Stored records
▶

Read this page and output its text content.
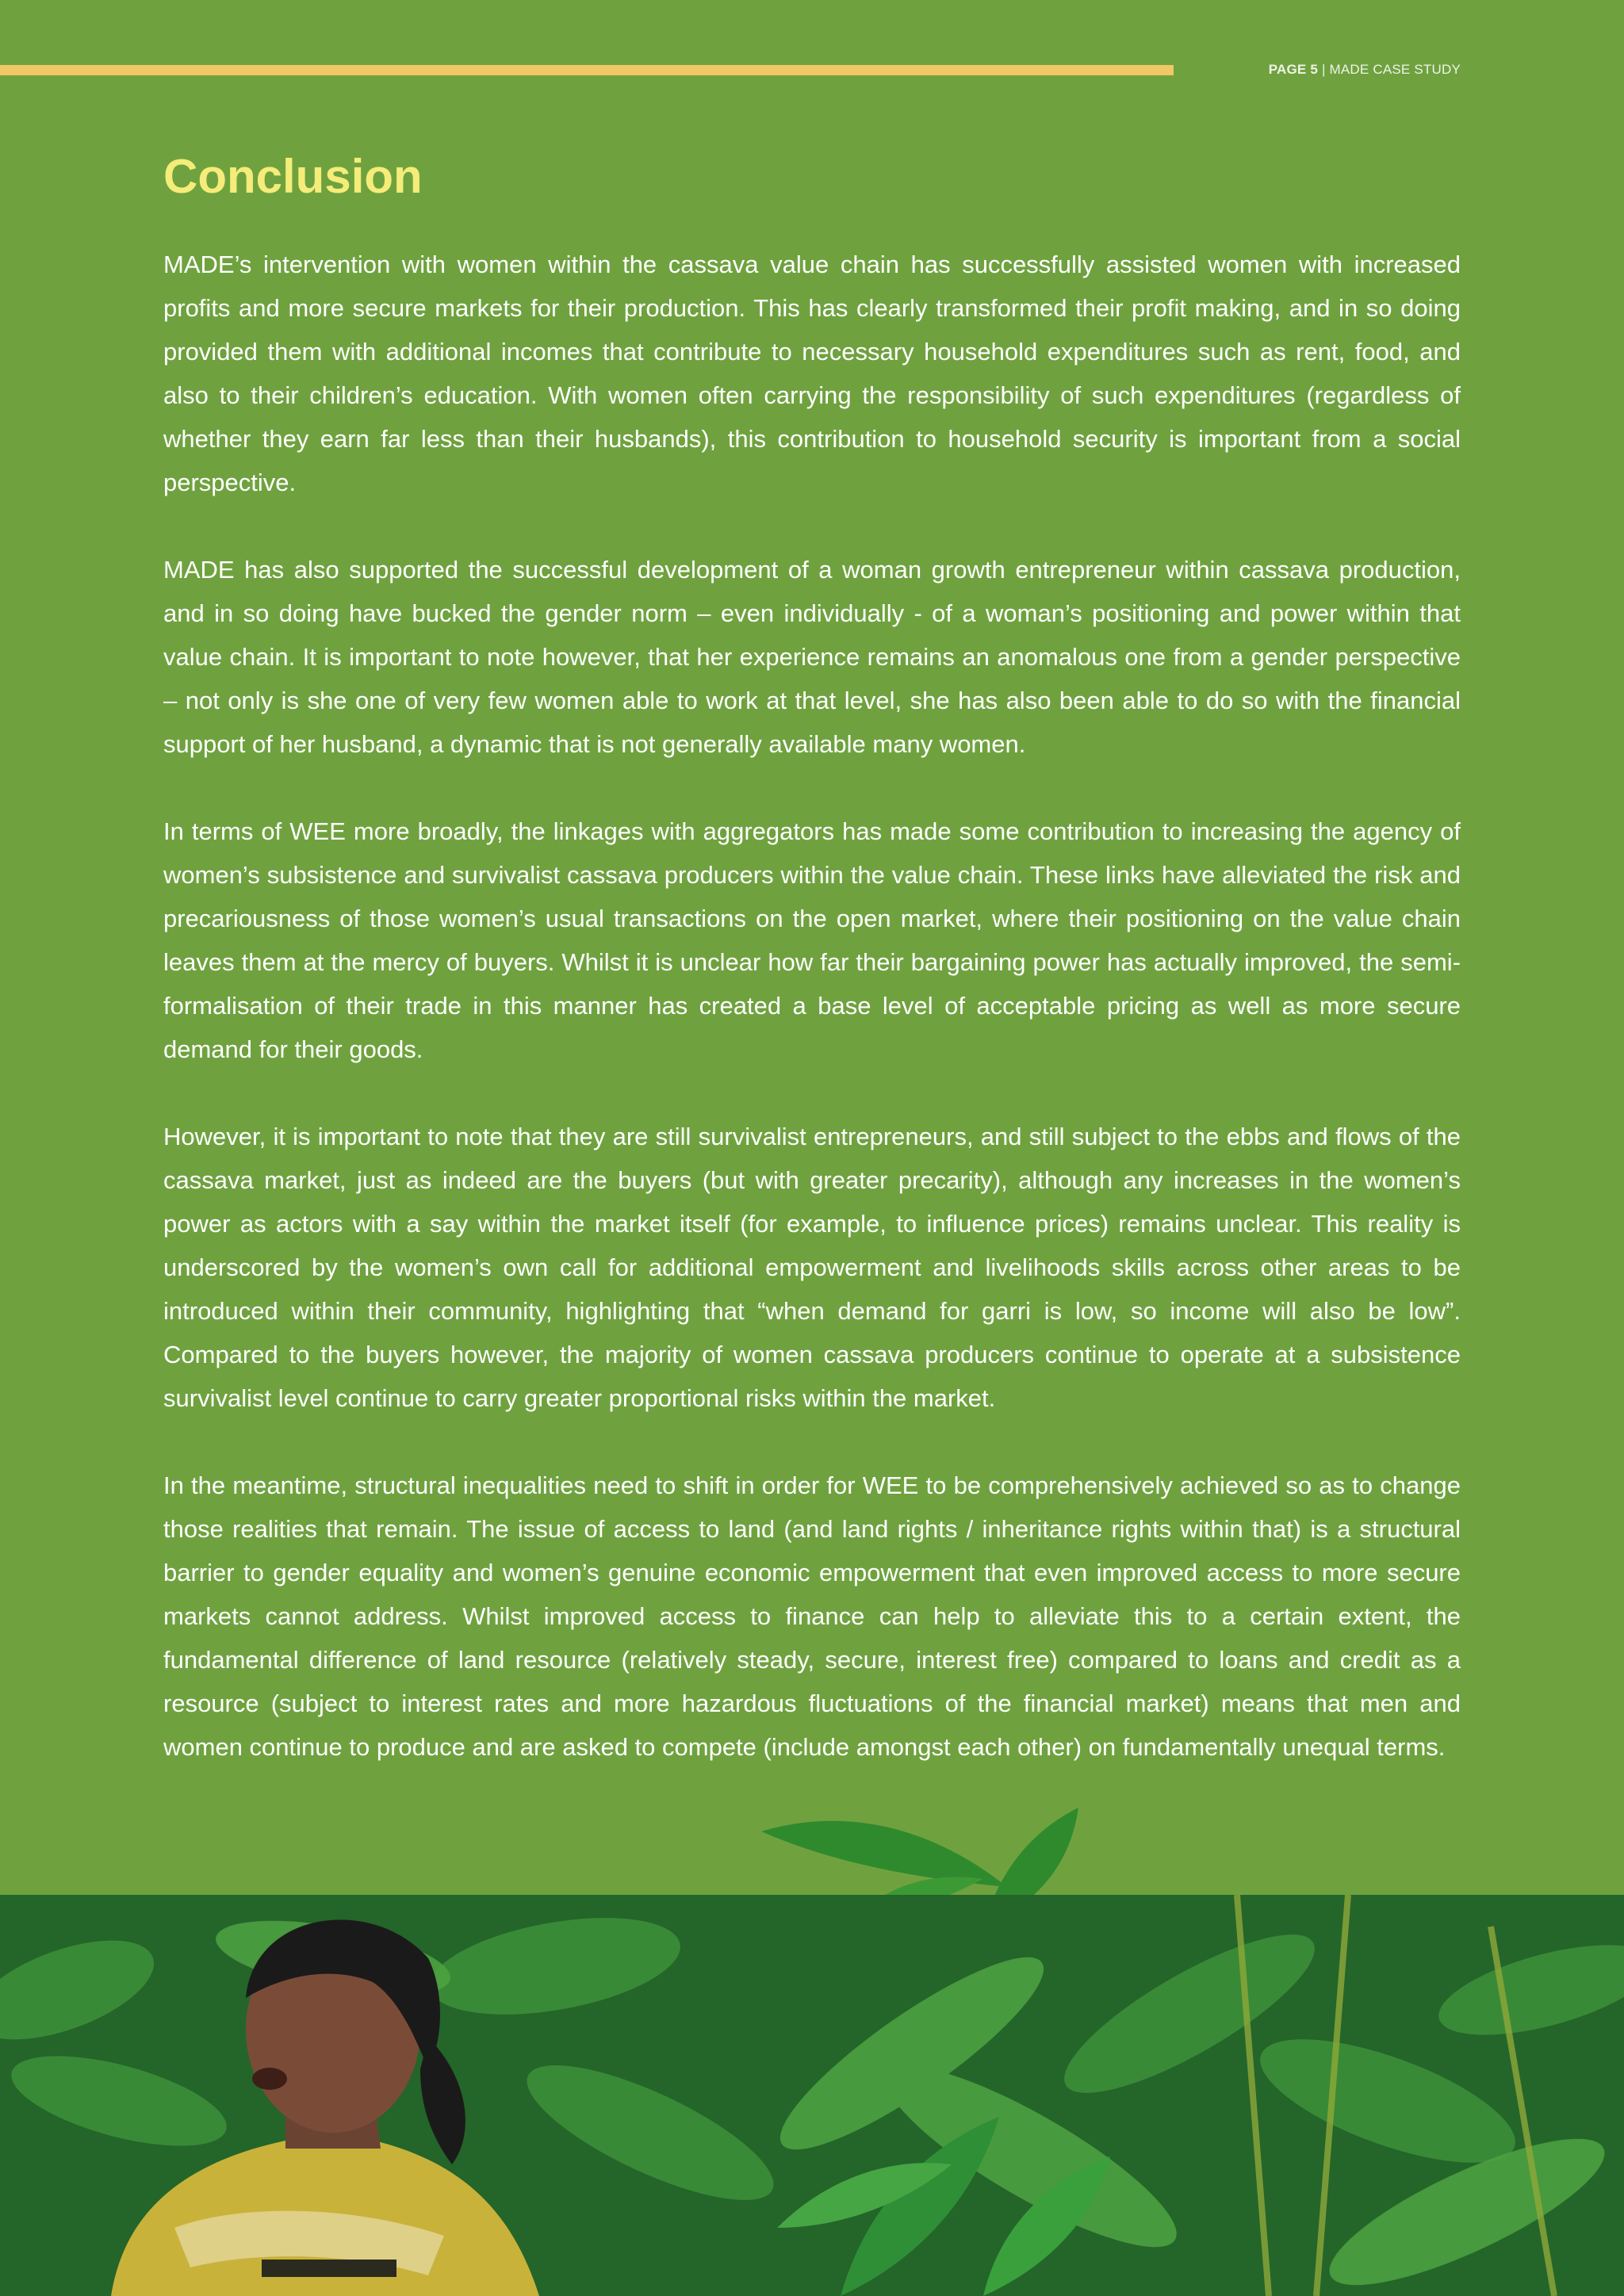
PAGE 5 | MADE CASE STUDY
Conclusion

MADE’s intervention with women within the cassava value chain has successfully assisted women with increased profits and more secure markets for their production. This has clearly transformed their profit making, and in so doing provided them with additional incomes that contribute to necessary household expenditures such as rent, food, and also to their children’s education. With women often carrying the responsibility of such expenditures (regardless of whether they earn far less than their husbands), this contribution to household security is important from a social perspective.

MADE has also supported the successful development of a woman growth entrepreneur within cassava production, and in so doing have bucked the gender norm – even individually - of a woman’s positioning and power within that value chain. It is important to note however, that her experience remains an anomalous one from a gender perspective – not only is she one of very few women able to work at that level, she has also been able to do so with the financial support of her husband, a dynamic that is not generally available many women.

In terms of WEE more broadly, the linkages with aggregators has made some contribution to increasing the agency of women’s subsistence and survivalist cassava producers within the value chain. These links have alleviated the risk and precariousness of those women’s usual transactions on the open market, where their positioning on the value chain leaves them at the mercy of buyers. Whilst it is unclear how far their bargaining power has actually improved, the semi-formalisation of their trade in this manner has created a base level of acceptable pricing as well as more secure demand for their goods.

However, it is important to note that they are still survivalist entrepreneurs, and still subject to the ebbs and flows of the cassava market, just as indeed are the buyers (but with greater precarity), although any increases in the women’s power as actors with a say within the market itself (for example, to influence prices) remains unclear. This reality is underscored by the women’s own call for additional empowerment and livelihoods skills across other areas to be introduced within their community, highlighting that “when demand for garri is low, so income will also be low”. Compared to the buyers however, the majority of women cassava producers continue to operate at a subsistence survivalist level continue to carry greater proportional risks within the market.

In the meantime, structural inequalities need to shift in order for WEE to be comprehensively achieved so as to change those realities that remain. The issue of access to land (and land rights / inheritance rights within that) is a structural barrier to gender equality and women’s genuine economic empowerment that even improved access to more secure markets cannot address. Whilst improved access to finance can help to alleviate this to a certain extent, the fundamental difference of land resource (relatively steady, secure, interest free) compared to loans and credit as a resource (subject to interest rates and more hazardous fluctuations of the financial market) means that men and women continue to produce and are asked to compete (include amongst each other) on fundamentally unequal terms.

◀

## TASK TO COMPLETE
All of the entries above should be duplicated exactly, except for the pictures.

## FINAL ANSWER
Read this page and output its text content.
PAGE 5 | MADE CASE STUDY
Conclusion

MADE’s intervention with women within the cassava value chain has successfully assisted women with increased profits and more secure markets for their production. This has clearly transformed their profit making, and in so doing provided them with additional incomes that contribute to necessary household expenditures such as rent, food, and also to their children’s education. With women often carrying the responsibility of such expenditures (regardless of whether they earn far less than their husbands), this contribution to household security is important from a social perspective.

MADE has also supported the successful development of a woman growth entrepreneur within cassava production, and in so doing have bucked the gender norm – even individually - of a woman’s positioning and power within that value chain. It is important to note however, that her experience remains an anomalous one from a gender perspective – not only is she one of very few women able to work at that level, she has also been able to do so with the financial support of her husband, a dynamic that is not generally available many women.

In terms of WEE more broadly, the linkages with aggregators has made some contribution to increasing the agency of women’s subsistence and survivalist cassava producers within the value chain. These links have alleviated the risk and precariousness of those women’s usual transactions on the open market, where their positioning on the value chain leaves them at the mercy of buyers. Whilst it is unclear how far their bargaining power has actually improved, the semi-formalisation of their trade in this manner has created a base level of acceptable pricing as well as more secure demand for their goods.

However, it is important to note that they are still survivalist entrepreneurs, and still subject to the ebbs and flows of the cassava market, just as indeed are the buyers (but with greater precarity), although any increases in the women’s power as actors with a say within the market itself (for example, to influence prices) remains unclear. This reality is underscored by the women’s own call for additional empowerment and livelihoods skills across other areas to be introduced within their community, highlighting that “when demand for garri is low, so income will also be low”. Compared to the buyers however, the majority of women cassava producers continue to operate at a subsistence survivalist level continue to carry greater proportional risks within the market.

In the meantime, structural inequalities need to shift in order for WEE to be comprehensively achieved so as to change those realities that remain. The issue of access to land (and land rights / inheritance rights within that) is a structural barrier to gender equality and women’s genuine economic empowerment that even improved access to more secure markets cannot address. Whilst improved access to finance can help to alleviate this to a certain extent, the fundamental difference of land resource (relatively steady, secure, interest free) compared to loans and credit as a resource (subject to interest rates and more hazardous fluctuations of the financial market) means that men and women continue to produce and are asked to compete (include amongst each other) on fundamentally unequal terms.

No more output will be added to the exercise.